Items listed in a dataset
▼

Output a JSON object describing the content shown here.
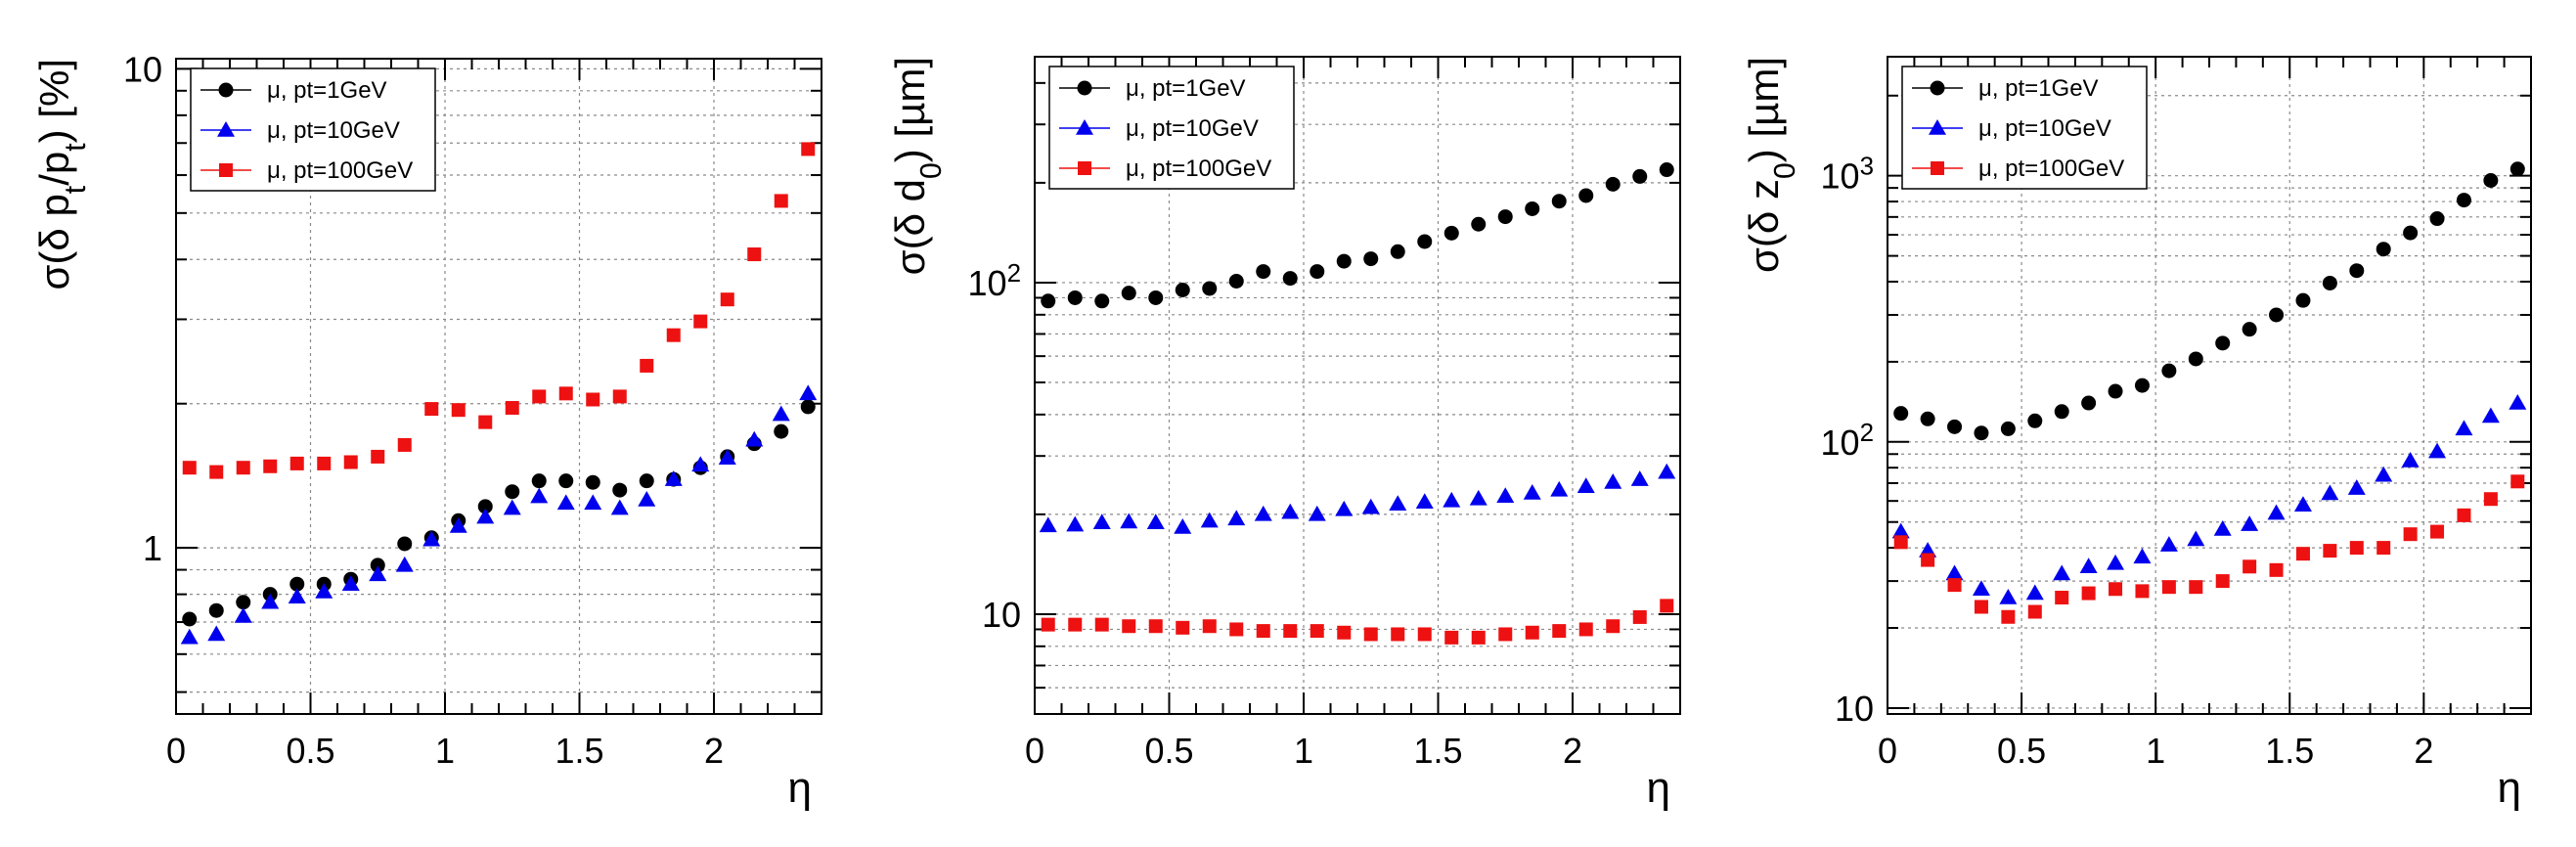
{
  "chart_data": [
    {
      "type": "scatter",
      "ylabel": "σ(δ p_t/p_t) [%]",
      "xlabel": "η",
      "xlim": [
        0,
        2.4
      ],
      "ylim": [
        0.45,
        10.5
      ],
      "yscale": "log",
      "grid": true,
      "legend": "top-left",
      "x_ticks": [
        "0",
        "0.5",
        "1",
        "1.5",
        "2"
      ],
      "y_ticks": [
        "1",
        "10"
      ],
      "x": [
        0.05,
        0.15,
        0.25,
        0.35,
        0.45,
        0.55,
        0.65,
        0.75,
        0.85,
        0.95,
        1.05,
        1.15,
        1.25,
        1.35,
        1.45,
        1.55,
        1.65,
        1.75,
        1.85,
        1.95,
        2.05,
        2.15,
        2.25,
        2.35
      ],
      "series": [
        {
          "name": "μ, pt=1GeV",
          "marker": "circle",
          "color": "#000000",
          "values": [
            0.71,
            0.74,
            0.77,
            0.8,
            0.84,
            0.84,
            0.86,
            0.92,
            1.02,
            1.05,
            1.14,
            1.22,
            1.31,
            1.38,
            1.38,
            1.37,
            1.32,
            1.38,
            1.39,
            1.47,
            1.55,
            1.65,
            1.75,
            1.97
          ]
        },
        {
          "name": "μ, pt=10GeV",
          "marker": "triangle",
          "color": "#0000ee",
          "values": [
            0.65,
            0.66,
            0.72,
            0.77,
            0.79,
            0.81,
            0.84,
            0.88,
            0.92,
            1.04,
            1.11,
            1.16,
            1.21,
            1.28,
            1.24,
            1.24,
            1.21,
            1.26,
            1.39,
            1.49,
            1.54,
            1.68,
            1.9,
            2.1
          ]
        },
        {
          "name": "μ, pt=100GeV",
          "marker": "square",
          "color": "#ee1111",
          "values": [
            1.47,
            1.44,
            1.47,
            1.48,
            1.5,
            1.5,
            1.51,
            1.55,
            1.64,
            1.95,
            1.94,
            1.83,
            1.96,
            2.07,
            2.1,
            2.04,
            2.07,
            2.4,
            2.78,
            2.97,
            3.3,
            4.1,
            5.3,
            6.8
          ]
        }
      ]
    },
    {
      "type": "scatter",
      "ylabel": "σ(δ d_0) [µm]",
      "xlabel": "η",
      "xlim": [
        0,
        2.4
      ],
      "ylim": [
        5,
        480
      ],
      "yscale": "log",
      "grid": true,
      "legend": "top-left",
      "x_ticks": [
        "0",
        "0.5",
        "1",
        "1.5",
        "2"
      ],
      "y_ticks": [
        "10",
        "10^2"
      ],
      "x": [
        0.05,
        0.15,
        0.25,
        0.35,
        0.45,
        0.55,
        0.65,
        0.75,
        0.85,
        0.95,
        1.05,
        1.15,
        1.25,
        1.35,
        1.45,
        1.55,
        1.65,
        1.75,
        1.85,
        1.95,
        2.05,
        2.15,
        2.25,
        2.35
      ],
      "series": [
        {
          "name": "μ, pt=1GeV",
          "marker": "circle",
          "color": "#000000",
          "values": [
            88,
            90,
            88,
            93,
            90,
            95,
            96,
            101,
            108,
            103,
            108,
            116,
            118,
            124,
            133,
            141,
            150,
            158,
            167,
            176,
            183,
            198,
            209,
            219
          ]
        },
        {
          "name": "μ, pt=10GeV",
          "marker": "triangle",
          "color": "#0000ee",
          "values": [
            18.5,
            18.6,
            18.9,
            19.0,
            18.9,
            18.3,
            19.1,
            19.4,
            20.0,
            20.3,
            20.0,
            20.7,
            21.0,
            21.5,
            21.8,
            22.0,
            22.3,
            22.7,
            23.2,
            23.7,
            24.3,
            25.0,
            25.5,
            26.8
          ]
        },
        {
          "name": "μ, pt=100GeV",
          "marker": "square",
          "color": "#ee1111",
          "values": [
            9.3,
            9.3,
            9.3,
            9.2,
            9.2,
            9.1,
            9.2,
            9.0,
            8.9,
            8.9,
            8.9,
            8.8,
            8.7,
            8.7,
            8.7,
            8.5,
            8.5,
            8.7,
            8.8,
            8.9,
            9.0,
            9.2,
            9.8,
            10.6
          ]
        }
      ]
    },
    {
      "type": "scatter",
      "ylabel": "σ(δ z_0) [µm]",
      "xlabel": "η",
      "xlim": [
        0,
        2.4
      ],
      "ylim": [
        9.5,
        2800
      ],
      "yscale": "log",
      "grid": true,
      "legend": "top-left",
      "x_ticks": [
        "0",
        "0.5",
        "1",
        "1.5",
        "2"
      ],
      "y_ticks": [
        "10",
        "10^2",
        "10^3"
      ],
      "x": [
        0.05,
        0.15,
        0.25,
        0.35,
        0.45,
        0.55,
        0.65,
        0.75,
        0.85,
        0.95,
        1.05,
        1.15,
        1.25,
        1.35,
        1.45,
        1.55,
        1.65,
        1.75,
        1.85,
        1.95,
        2.05,
        2.15,
        2.25,
        2.35
      ],
      "series": [
        {
          "name": "μ, pt=1GeV",
          "marker": "circle",
          "color": "#000000",
          "values": [
            128,
            122,
            114,
            108,
            112,
            120,
            130,
            140,
            155,
            163,
            185,
            205,
            235,
            265,
            300,
            340,
            395,
            440,
            530,
            610,
            690,
            810,
            960,
            1060
          ]
        },
        {
          "name": "μ, pt=10GeV",
          "marker": "triangle",
          "color": "#0000ee",
          "values": [
            46,
            39,
            32,
            28,
            26,
            27,
            32,
            34,
            35,
            37,
            41,
            43,
            47,
            49,
            54,
            58,
            64,
            67,
            75,
            85,
            92,
            112,
            125,
            140
          ]
        },
        {
          "name": "μ, pt=100GeV",
          "marker": "square",
          "color": "#ee1111",
          "values": [
            42,
            36,
            29,
            24,
            22,
            23,
            26,
            27,
            28,
            27.5,
            28.5,
            28.5,
            30,
            34,
            33,
            38,
            39,
            40,
            40,
            45,
            46,
            53,
            61,
            71
          ]
        }
      ]
    }
  ]
}
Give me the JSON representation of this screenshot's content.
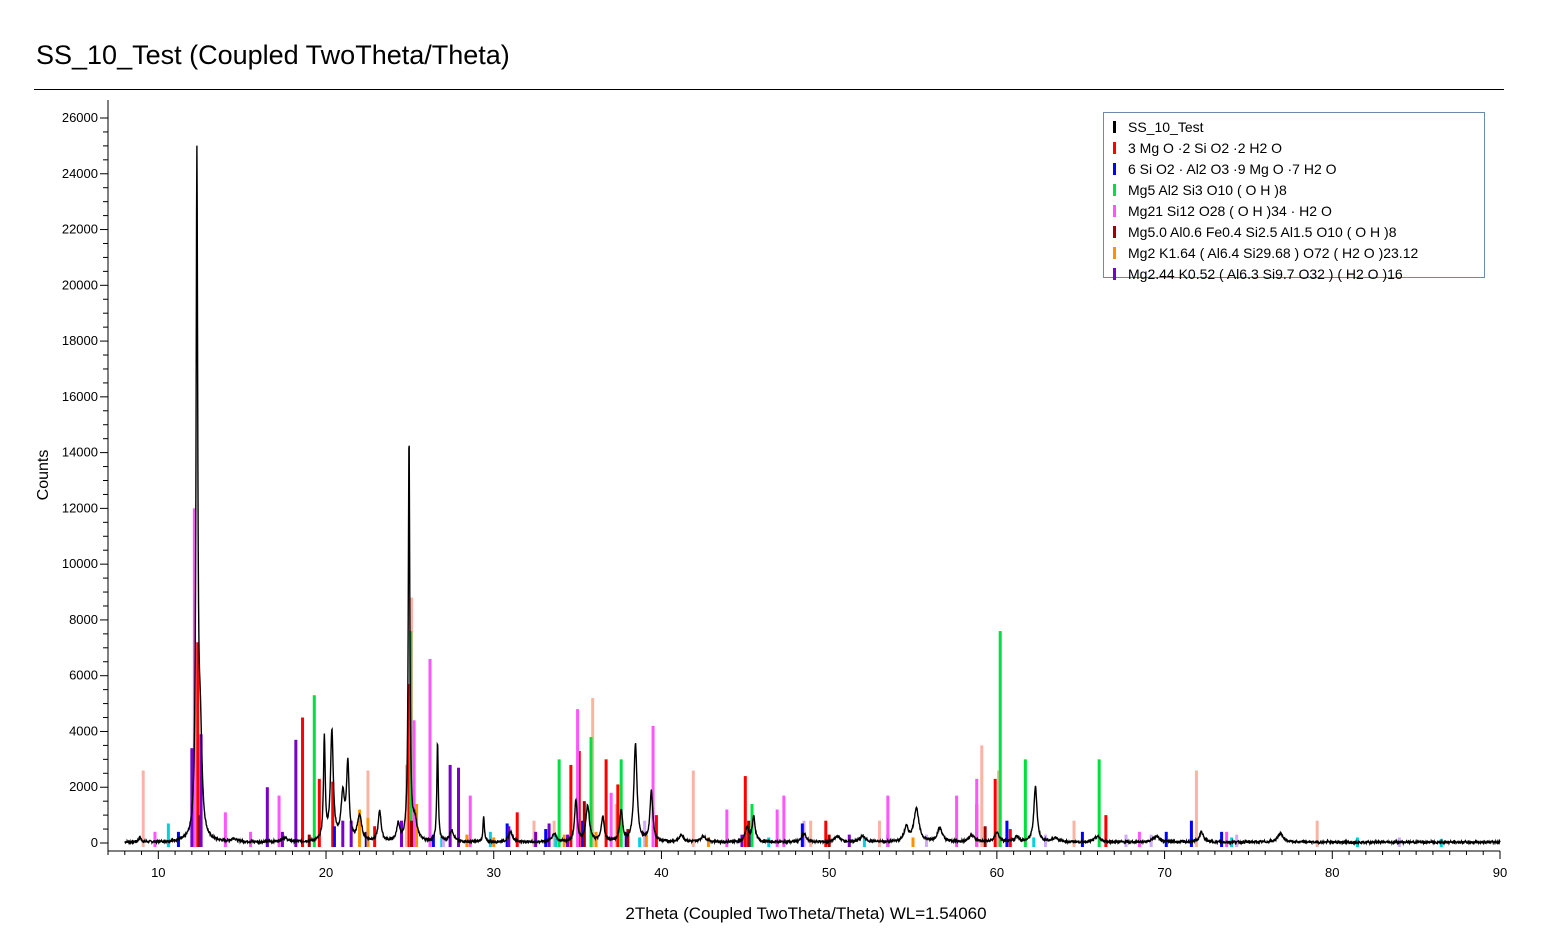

▲

• [What to produce]:
Copy out each line in the preceding records that contains "content".

• [Final result]:
Output a JSON object describing the content shown here.
Give me the JSON representation of this screenshot's content.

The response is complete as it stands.